Set exercise -> Count how many lines of the material contain the string "flake", then give that number and nothing more.

Data for processing ->

<<<<

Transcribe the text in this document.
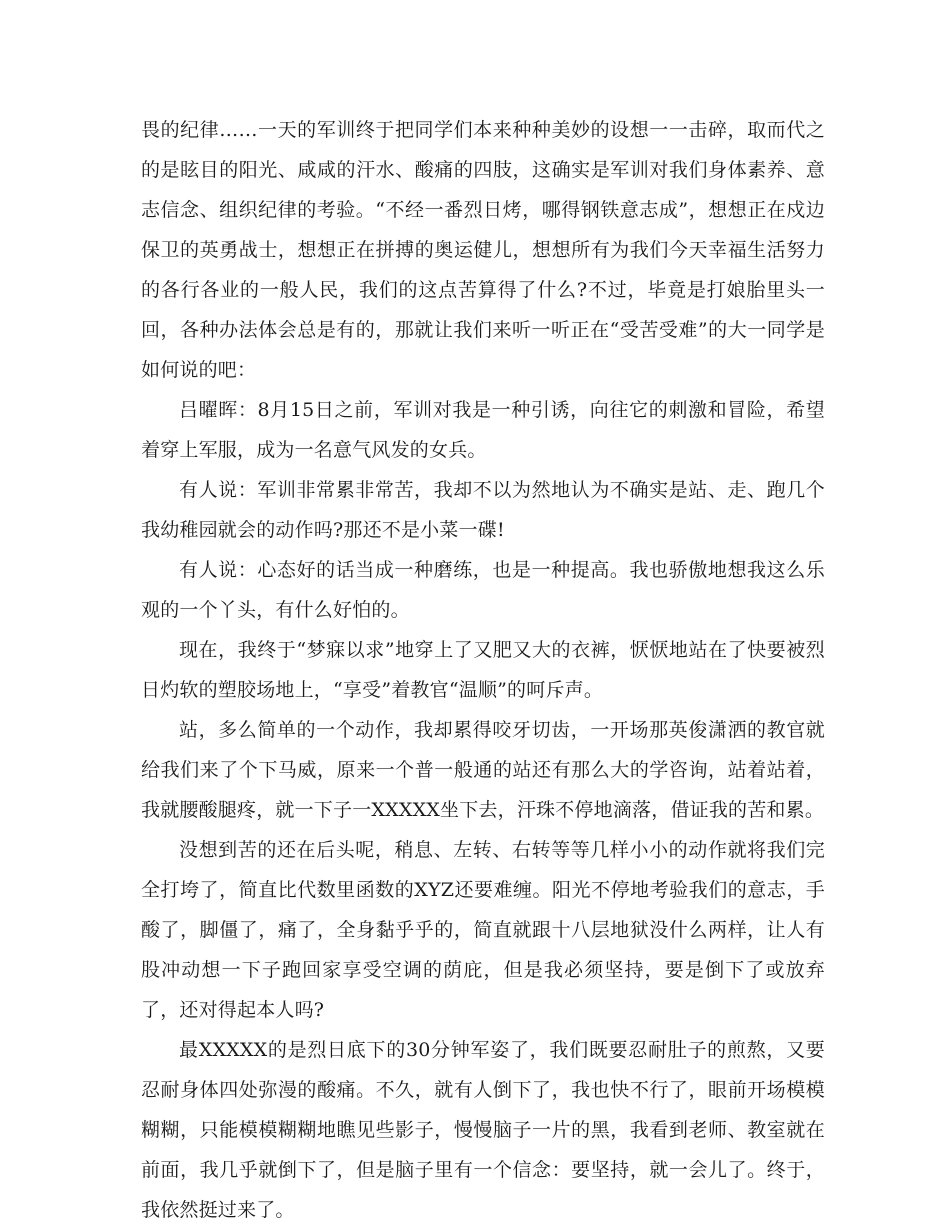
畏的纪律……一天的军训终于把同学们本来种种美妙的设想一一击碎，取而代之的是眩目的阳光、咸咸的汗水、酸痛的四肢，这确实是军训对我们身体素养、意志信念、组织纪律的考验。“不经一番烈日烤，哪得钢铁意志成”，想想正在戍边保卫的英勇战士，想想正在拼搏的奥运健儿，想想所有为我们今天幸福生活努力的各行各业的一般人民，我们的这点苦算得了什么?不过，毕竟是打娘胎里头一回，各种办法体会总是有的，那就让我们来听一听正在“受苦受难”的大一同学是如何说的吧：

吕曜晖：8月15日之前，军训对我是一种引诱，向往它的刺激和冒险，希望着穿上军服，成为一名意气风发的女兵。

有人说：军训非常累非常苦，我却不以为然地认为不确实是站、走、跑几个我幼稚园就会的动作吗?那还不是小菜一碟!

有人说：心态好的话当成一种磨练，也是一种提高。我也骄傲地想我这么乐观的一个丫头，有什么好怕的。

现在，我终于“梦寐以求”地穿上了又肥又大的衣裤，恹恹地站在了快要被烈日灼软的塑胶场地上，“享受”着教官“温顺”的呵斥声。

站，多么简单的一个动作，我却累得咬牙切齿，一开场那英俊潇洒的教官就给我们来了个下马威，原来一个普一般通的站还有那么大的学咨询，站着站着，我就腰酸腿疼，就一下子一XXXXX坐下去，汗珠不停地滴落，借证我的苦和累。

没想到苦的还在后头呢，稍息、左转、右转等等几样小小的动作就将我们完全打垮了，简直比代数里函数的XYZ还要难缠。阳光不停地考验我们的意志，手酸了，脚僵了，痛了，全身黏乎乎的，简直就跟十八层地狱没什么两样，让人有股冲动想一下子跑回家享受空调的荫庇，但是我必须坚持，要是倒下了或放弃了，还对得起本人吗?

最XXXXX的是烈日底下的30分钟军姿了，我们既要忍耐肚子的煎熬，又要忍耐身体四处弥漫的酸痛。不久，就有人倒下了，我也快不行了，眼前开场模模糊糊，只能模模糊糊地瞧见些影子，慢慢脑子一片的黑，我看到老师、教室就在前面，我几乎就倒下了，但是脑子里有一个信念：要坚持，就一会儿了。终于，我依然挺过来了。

>>>>
<<<<

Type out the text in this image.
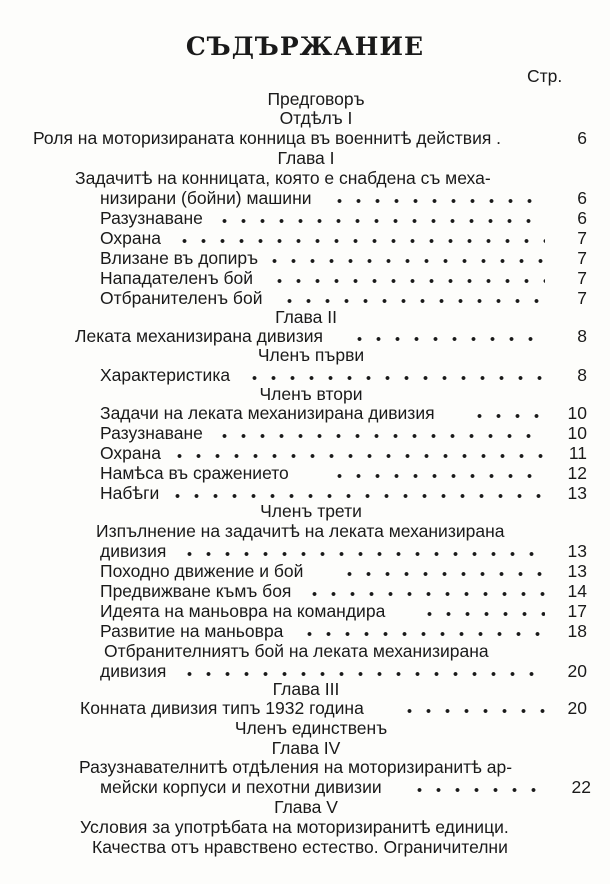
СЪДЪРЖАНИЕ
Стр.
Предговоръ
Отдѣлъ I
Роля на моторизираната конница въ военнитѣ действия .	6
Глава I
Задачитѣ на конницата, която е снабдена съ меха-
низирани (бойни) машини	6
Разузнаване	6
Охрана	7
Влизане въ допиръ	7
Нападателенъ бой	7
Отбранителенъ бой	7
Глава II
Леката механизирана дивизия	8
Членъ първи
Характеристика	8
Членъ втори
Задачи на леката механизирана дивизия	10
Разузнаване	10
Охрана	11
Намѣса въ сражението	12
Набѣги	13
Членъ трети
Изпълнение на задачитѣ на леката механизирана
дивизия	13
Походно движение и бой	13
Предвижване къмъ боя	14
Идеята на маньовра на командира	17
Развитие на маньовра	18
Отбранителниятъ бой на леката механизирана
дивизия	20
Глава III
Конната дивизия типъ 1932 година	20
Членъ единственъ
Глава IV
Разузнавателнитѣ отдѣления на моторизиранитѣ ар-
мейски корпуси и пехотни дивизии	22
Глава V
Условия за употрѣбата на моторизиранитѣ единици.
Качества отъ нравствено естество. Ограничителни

>>>>
<<<<

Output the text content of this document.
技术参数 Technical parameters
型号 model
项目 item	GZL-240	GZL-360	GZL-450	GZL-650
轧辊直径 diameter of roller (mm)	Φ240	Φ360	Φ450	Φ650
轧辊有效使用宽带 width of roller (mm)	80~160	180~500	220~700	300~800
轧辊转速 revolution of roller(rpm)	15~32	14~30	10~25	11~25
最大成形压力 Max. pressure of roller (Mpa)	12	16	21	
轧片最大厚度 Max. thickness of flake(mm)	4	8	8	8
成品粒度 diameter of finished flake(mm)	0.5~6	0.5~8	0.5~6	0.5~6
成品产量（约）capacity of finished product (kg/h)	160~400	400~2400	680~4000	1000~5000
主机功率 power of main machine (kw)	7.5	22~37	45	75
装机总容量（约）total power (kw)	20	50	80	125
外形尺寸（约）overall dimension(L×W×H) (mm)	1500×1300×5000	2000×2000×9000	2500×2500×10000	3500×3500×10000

>>>>

Response below -> 2